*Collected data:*

**********

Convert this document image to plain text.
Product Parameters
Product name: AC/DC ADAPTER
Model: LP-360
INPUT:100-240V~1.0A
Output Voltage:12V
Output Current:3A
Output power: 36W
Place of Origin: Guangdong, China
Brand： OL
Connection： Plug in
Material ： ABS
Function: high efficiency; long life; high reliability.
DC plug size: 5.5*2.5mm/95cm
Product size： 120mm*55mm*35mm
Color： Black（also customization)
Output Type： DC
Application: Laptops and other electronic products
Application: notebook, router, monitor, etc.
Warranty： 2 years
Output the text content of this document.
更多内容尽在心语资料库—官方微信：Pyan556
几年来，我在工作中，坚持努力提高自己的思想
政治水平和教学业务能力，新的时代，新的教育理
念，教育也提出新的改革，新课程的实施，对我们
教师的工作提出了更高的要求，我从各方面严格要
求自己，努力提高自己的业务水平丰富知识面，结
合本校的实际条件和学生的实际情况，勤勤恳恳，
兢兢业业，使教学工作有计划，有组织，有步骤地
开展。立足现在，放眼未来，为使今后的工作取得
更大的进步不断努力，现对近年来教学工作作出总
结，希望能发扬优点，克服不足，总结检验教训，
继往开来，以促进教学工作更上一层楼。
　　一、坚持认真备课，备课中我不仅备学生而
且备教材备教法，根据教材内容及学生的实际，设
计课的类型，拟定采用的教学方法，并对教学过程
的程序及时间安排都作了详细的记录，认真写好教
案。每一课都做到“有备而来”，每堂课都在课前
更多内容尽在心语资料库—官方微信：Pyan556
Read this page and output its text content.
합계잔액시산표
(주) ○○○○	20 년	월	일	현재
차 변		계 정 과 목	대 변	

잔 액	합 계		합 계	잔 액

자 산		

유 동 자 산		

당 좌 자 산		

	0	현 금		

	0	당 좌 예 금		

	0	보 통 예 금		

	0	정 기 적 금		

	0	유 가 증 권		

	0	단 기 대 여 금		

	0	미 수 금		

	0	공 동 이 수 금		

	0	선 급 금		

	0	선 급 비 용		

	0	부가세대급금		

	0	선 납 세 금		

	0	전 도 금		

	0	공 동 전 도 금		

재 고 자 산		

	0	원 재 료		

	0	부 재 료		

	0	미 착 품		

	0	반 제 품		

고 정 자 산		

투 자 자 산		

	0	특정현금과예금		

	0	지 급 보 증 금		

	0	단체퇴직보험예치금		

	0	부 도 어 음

**********

*Task description:* Give back the whole listing exactly as it reads.

*Exercise answer:*
Convert this document image to plain text.
Product Parameters
Product name: AC/DC ADAPTER
Model: LP-360
INPUT:100-240V~1.0A
Output Voltage:12V
Output Current:3A
Output power: 36W
Place of Origin: Guangdong, China
Brand： OL
Connection： Plug in
Material ： ABS
Function: high efficiency; long life; high reliability.
DC plug size: 5.5*2.5mm/95cm
Product size： 120mm*55mm*35mm
Color： Black（also customization)
Output Type： DC
Application: Laptops and other electronic products
Application: notebook, router, monitor, etc.
Warranty： 2 years
Output the text content of this document.
更多内容尽在心语资料库—官方微信：Pyan556
几年来，我在工作中，坚持努力提高自己的思想
政治水平和教学业务能力，新的时代，新的教育理
念，教育也提出新的改革，新课程的实施，对我们
教师的工作提出了更高的要求，我从各方面严格要
求自己，努力提高自己的业务水平丰富知识面，结
合本校的实际条件和学生的实际情况，勤勤恳恳，
兢兢业业，使教学工作有计划，有组织，有步骤地
开展。立足现在，放眼未来，为使今后的工作取得
更大的进步不断努力，现对近年来教学工作作出总
结，希望能发扬优点，克服不足，总结检验教训，
继往开来，以促进教学工作更上一层楼。
　　一、坚持认真备课，备课中我不仅备学生而
且备教材备教法，根据教材内容及学生的实际，设
计课的类型，拟定采用的教学方法，并对教学过程
的程序及时间安排都作了详细的记录，认真写好教
案。每一课都做到“有备而来”，每堂课都在课前
更多内容尽在心语资料库—官方微信：Pyan556
Read this page and output its text content.
합계잔액시산표
(주) ○○○○	20 년	월	일	현재
차 변		계 정 과 목	대 변	

잔 액	합 계		합 계	잔 액

자 산		

유 동 자 산		

당 좌 자 산		

	0	현 금		

	0	당 좌 예 금		

	0	보 통 예 금		

	0	정 기 적 금		

	0	유 가 증 권		

	0	단 기 대 여 금		

	0	미 수 금		

	0	공 동 이 수 금		

	0	선 급 금		

	0	선 급 비 용		

	0	부가세대급금		

	0	선 납 세 금		

	0	전 도 금		

	0	공 동 전 도 금		

재 고 자 산		

	0	원 재 료		

	0	부 재 료		

	0	미 착 품		

	0	반 제 품		

고 정 자 산		

투 자 자 산		

	0	특정현금과예금		

	0	지 급 보 증 금		

	0	단체퇴직보험예치금		

	0	부 도 어 음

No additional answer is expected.